THE EXERCISE — Copy the listing verbatim, excluding any images found in it.

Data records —
------

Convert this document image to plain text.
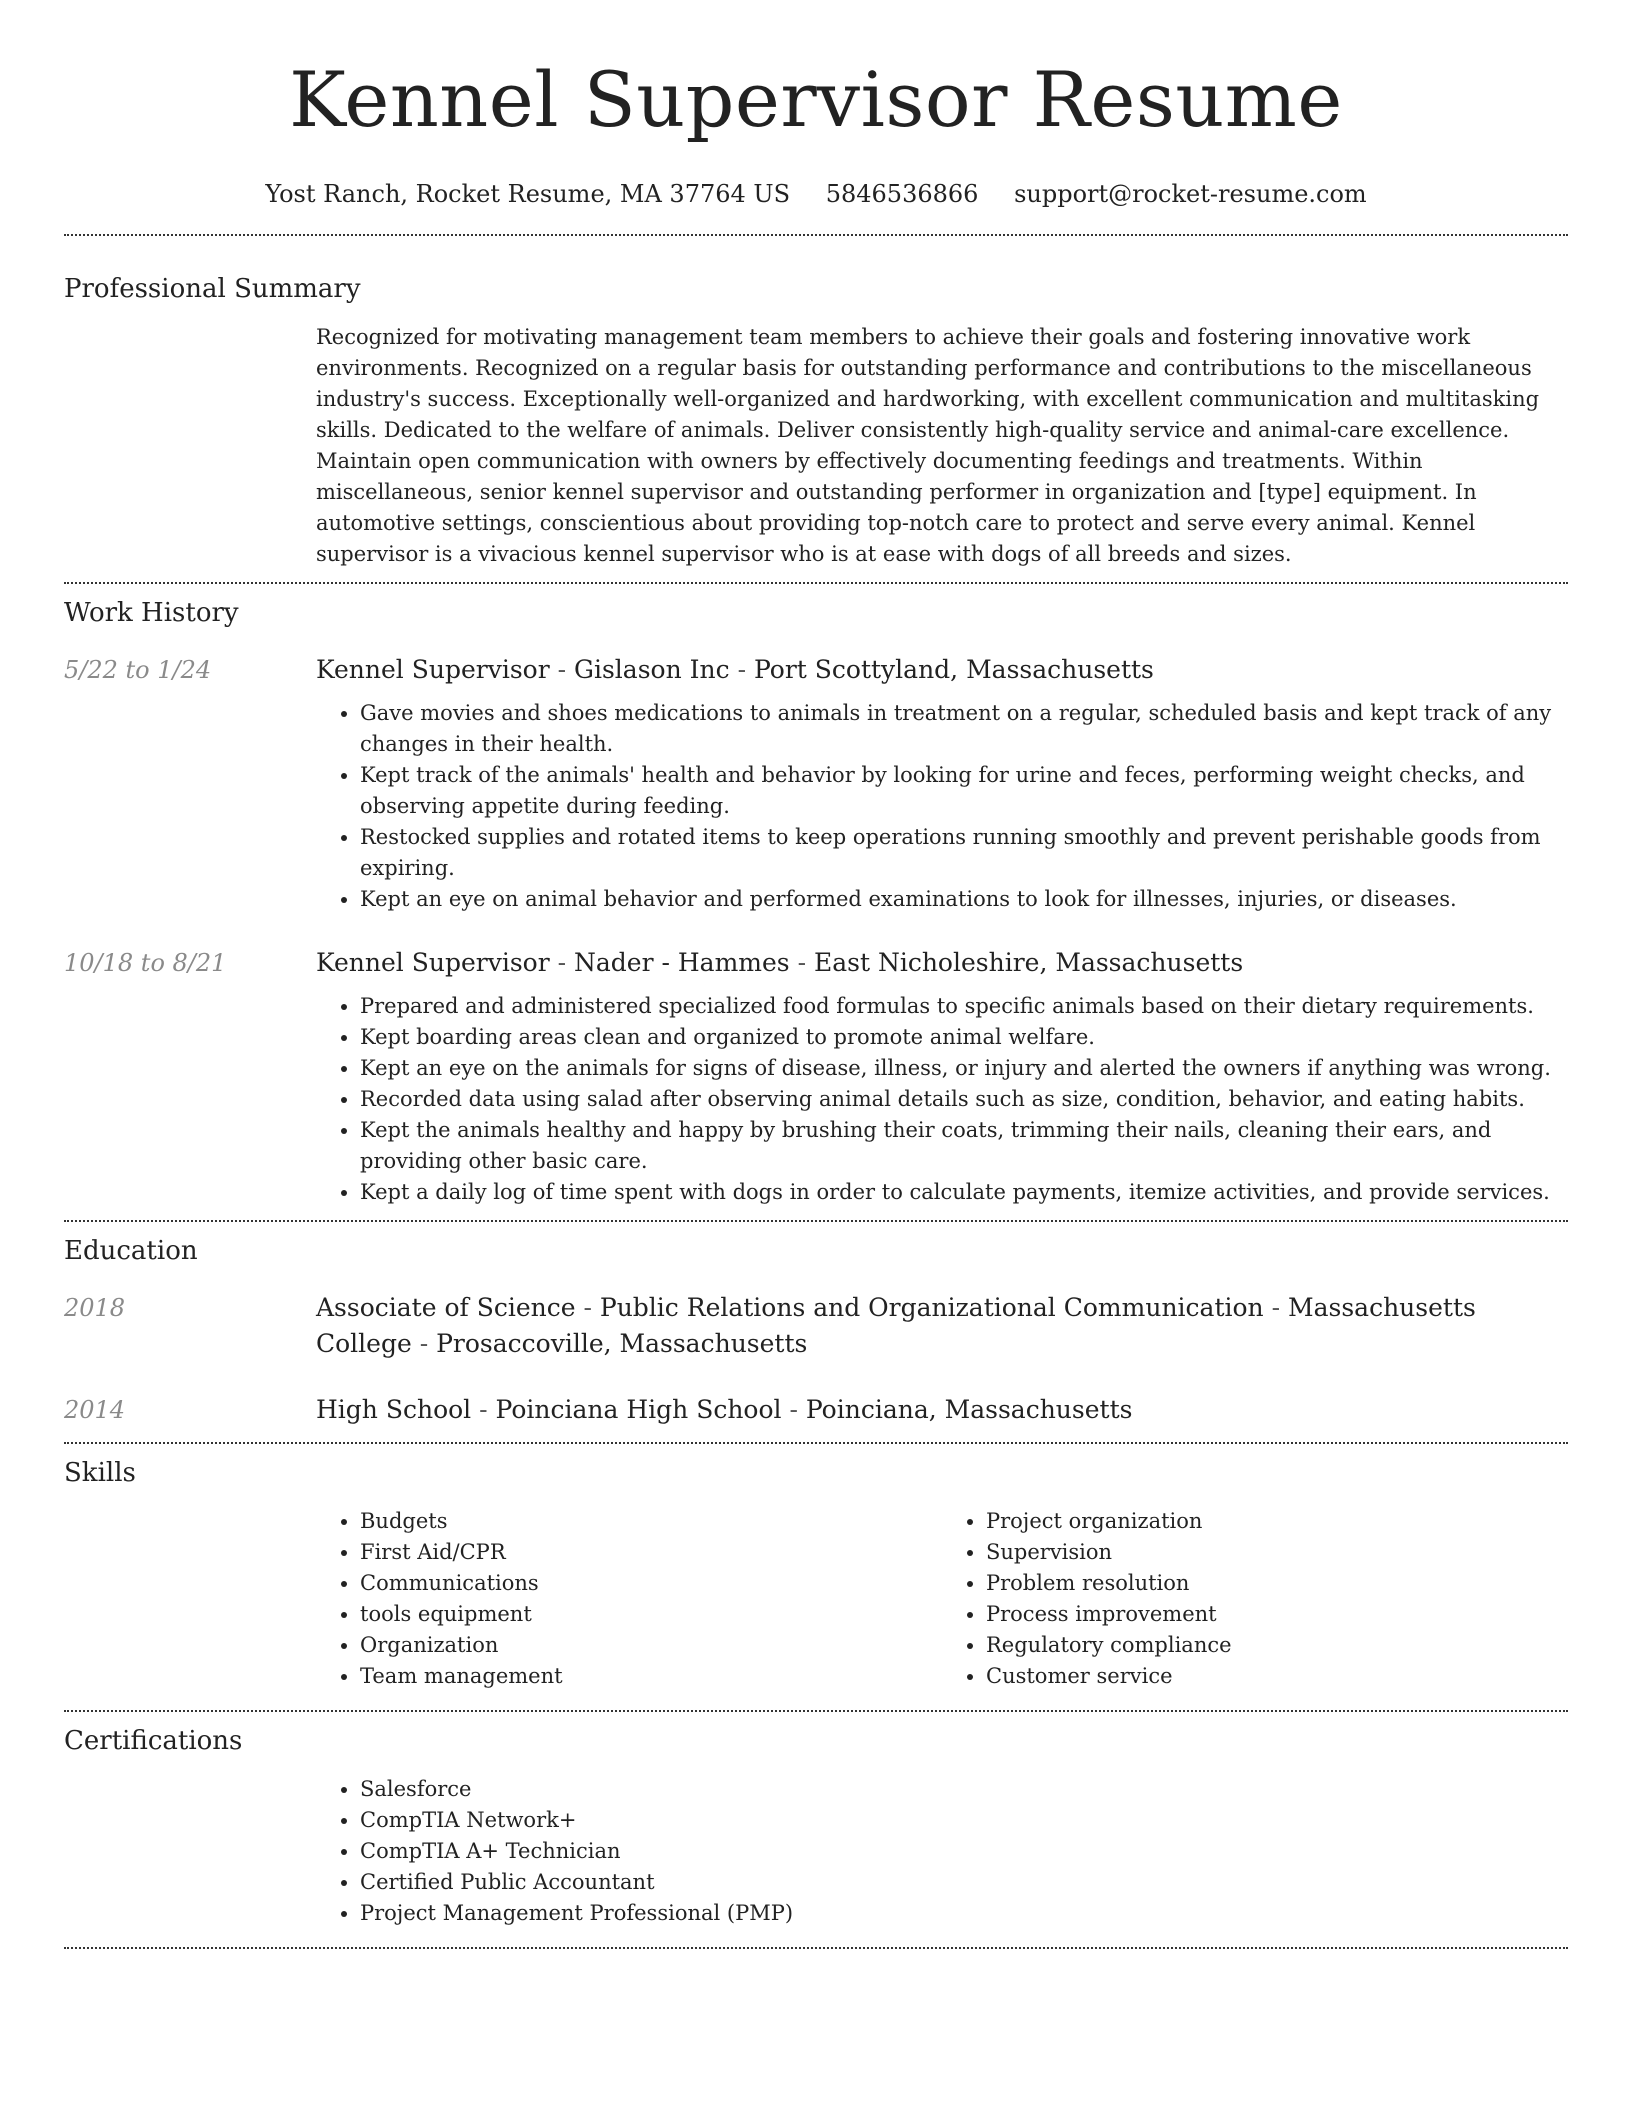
Kennel Supervisor Resume
Yost Ranch, Rocket Resume, MA 37764 US 5846536866 support@rocket-resume.com
Professional Summary

Recognized for motivating management team members to achieve their goals and fostering innovative work environments. Recognized on a regular basis for outstanding performance and contributions to the miscellaneous industry's success. Exceptionally well-organized and hardworking, with excellent communication and multitasking skills. Dedicated to the welfare of animals. Deliver consistently high-quality service and animal-care excellence. Maintain open communication with owners by effectively documenting feedings and treatments. Within miscellaneous, senior kennel supervisor and outstanding performer in organization and [type] equipment. In automotive settings, conscientious about providing top-notch care to protect and serve every animal. Kennel supervisor is a vivacious kennel supervisor who is at ease with dogs of all breeds and sizes.

Work History
5/22 to 1/24	Kennel Supervisor - Gislason Inc - Port Scottyland, Massachusetts
• Gave movies and shoes medications to animals in treatment on a regular, scheduled basis and kept track of any changes in their health.
• Kept track of the animals' health and behavior by looking for urine and feces, performing weight checks, and observing appetite during feeding.
• Restocked supplies and rotated items to keep operations running smoothly and prevent perishable goods from expiring.
• Kept an eye on animal behavior and performed examinations to look for illnesses, injuries, or diseases.
10/18 to 8/21	Kennel Supervisor - Nader - Hammes - East Nicholeshire, Massachusetts
• Prepared and administered specialized food formulas to specific animals based on their dietary requirements.
• Kept boarding areas clean and organized to promote animal welfare.
• Kept an eye on the animals for signs of disease, illness, or injury and alerted the owners if anything was wrong.
• Recorded data using salad after observing animal details such as size, condition, behavior, and eating habits.
• Kept the animals healthy and happy by brushing their coats, trimming their nails, cleaning their ears, and providing other basic care.
• Kept a daily log of time spent with dogs in order to calculate payments, itemize activities, and provide services.
Education
2018	Associate of Science - Public Relations and Organizational Communication - Massachusetts College - Prosaccoville, Massachusetts
2014	High School - Poinciana High School - Poinciana, Massachusetts
Skills
• Budgets
• First Aid/CPR
• Communications
• tools equipment
• Organization
• Team management
• Project organization
• Supervision
• Problem resolution
• Process improvement
• Regulatory compliance
• Customer service
Certifications
• Salesforce
• CompTIA Network+
• CompTIA A+ Technician
• Certified Public Accountant
• Project Management Professional (PMP)
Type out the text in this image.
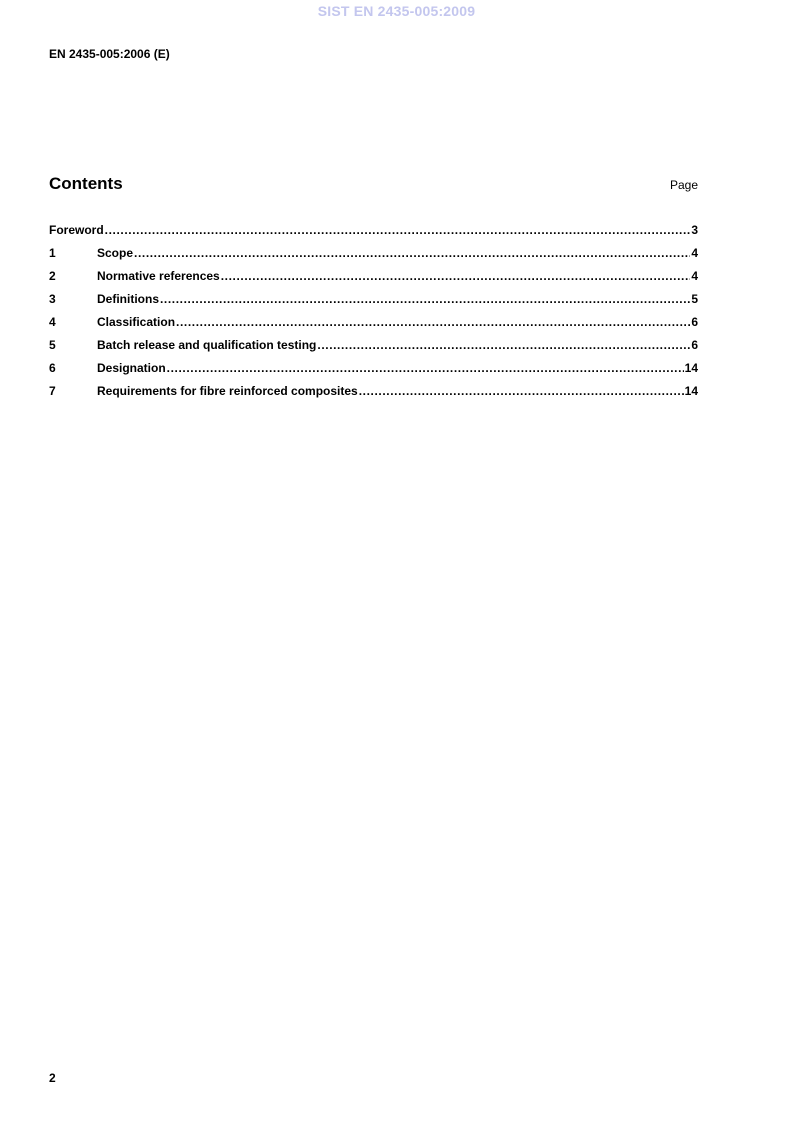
SIST EN 2435-005:2009
EN 2435-005:2006 (E)
Contents	Page
Foreword .....	3
1	Scope .....	4
2	Normative references .....	4
3	Definitions .....	5
4	Classification .....	6
5	Batch release and qualification testing .....	6
6	Designation .....	14
7	Requirements for fibre reinforced composites .....	14
2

------

TASK SOLUTION —
Convert this document image to plain text.
Kennel Supervisor Resume
Yost Ranch, Rocket Resume, MA 37764 US 5846536866 support@rocket-resume.com
Professional Summary

Recognized for motivating management team members to achieve their goals and fostering innovative work environments. Recognized on a regular basis for outstanding performance and contributions to the miscellaneous industry's success. Exceptionally well-organized and hardworking, with excellent communication and multitasking skills. Dedicated to the welfare of animals. Deliver consistently high-quality service and animal-care excellence. Maintain open communication with owners by effectively documenting feedings and treatments. Within miscellaneous, senior kennel supervisor and outstanding performer in organization and [type] equipment. In automotive settings, conscientious about providing top-notch care to protect and serve every animal. Kennel supervisor is a vivacious kennel supervisor who is at ease with dogs of all breeds and sizes.

Work History
5/22 to 1/24	Kennel Supervisor - Gislason Inc - Port Scottyland, Massachusetts
• Gave movies and shoes medications to animals in treatment on a regular, scheduled basis and kept track of any changes in their health.
• Kept track of the animals' health and behavior by looking for urine and feces, performing weight checks, and observing appetite during feeding.
• Restocked supplies and rotated items to keep operations running smoothly and prevent perishable goods from expiring.
• Kept an eye on animal behavior and performed examinations to look for illnesses, injuries, or diseases.
10/18 to 8/21	Kennel Supervisor - Nader - Hammes - East Nicholeshire, Massachusetts
• Prepared and administered specialized food formulas to specific animals based on their dietary requirements.
• Kept boarding areas clean and organized to promote animal welfare.
• Kept an eye on the animals for signs of disease, illness, or injury and alerted the owners if anything was wrong.
• Recorded data using salad after observing animal details such as size, condition, behavior, and eating habits.
• Kept the animals healthy and happy by brushing their coats, trimming their nails, cleaning their ears, and providing other basic care.
• Kept a daily log of time spent with dogs in order to calculate payments, itemize activities, and provide services.
Education
2018	Associate of Science - Public Relations and Organizational Communication - Massachusetts College - Prosaccoville, Massachusetts
2014	High School - Poinciana High School - Poinciana, Massachusetts
Skills
• Budgets
• First Aid/CPR
• Communications
• tools equipment
• Organization
• Team management
• Project organization
• Supervision
• Problem resolution
• Process improvement
• Regulatory compliance
• Customer service
Certifications
• Salesforce
• CompTIA Network+
• CompTIA A+ Technician
• Certified Public Accountant
• Project Management Professional (PMP)
Type out the text in this image.
SIST EN 2435-005:2009
EN 2435-005:2006 (E)
Contents	Page
Foreword .....	3
1	Scope .....	4
2	Normative references .....	4
3	Definitions .....	5
4	Classification .....	6
5	Batch release and qualification testing .....	6
6	Designation .....	14
7	Requirements for fibre reinforced composites .....	14
2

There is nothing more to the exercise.